> [TASK DETAILS]
Go through each line of the records below and count those with the word "działalności"; give only the total.

——

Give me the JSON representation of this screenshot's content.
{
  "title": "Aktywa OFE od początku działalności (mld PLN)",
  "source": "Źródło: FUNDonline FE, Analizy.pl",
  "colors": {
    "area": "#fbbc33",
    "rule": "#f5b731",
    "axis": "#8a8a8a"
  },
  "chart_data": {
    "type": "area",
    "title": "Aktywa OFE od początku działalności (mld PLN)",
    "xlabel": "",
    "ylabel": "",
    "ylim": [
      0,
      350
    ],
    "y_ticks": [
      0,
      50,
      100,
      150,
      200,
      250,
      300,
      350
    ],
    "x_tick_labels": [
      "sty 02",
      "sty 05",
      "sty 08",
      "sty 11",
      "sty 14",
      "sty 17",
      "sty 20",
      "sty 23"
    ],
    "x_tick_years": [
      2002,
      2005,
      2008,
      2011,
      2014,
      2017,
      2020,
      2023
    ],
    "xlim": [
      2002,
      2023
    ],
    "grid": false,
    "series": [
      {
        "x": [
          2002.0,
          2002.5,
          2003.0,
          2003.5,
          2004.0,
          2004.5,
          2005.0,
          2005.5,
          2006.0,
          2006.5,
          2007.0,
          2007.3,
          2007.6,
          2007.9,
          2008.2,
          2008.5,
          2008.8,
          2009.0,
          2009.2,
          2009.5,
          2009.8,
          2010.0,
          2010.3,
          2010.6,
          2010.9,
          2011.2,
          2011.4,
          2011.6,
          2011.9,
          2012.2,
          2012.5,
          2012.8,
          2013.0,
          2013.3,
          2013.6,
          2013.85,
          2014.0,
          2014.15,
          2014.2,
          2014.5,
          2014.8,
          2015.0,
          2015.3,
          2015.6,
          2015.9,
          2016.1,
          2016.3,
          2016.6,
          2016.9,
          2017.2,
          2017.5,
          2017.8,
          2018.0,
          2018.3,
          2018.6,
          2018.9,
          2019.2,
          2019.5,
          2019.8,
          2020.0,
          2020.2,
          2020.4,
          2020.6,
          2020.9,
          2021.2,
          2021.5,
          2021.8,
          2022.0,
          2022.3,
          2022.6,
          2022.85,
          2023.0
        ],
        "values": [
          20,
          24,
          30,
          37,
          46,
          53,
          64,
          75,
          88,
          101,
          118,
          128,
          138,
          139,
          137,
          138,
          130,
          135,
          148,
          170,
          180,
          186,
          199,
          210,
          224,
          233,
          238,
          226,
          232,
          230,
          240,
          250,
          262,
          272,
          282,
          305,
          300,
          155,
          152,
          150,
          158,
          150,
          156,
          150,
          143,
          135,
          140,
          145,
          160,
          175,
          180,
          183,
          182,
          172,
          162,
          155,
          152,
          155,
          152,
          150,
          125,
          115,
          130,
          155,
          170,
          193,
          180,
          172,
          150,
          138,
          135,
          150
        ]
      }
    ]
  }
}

——

> [WRITTEN ANSWER]
2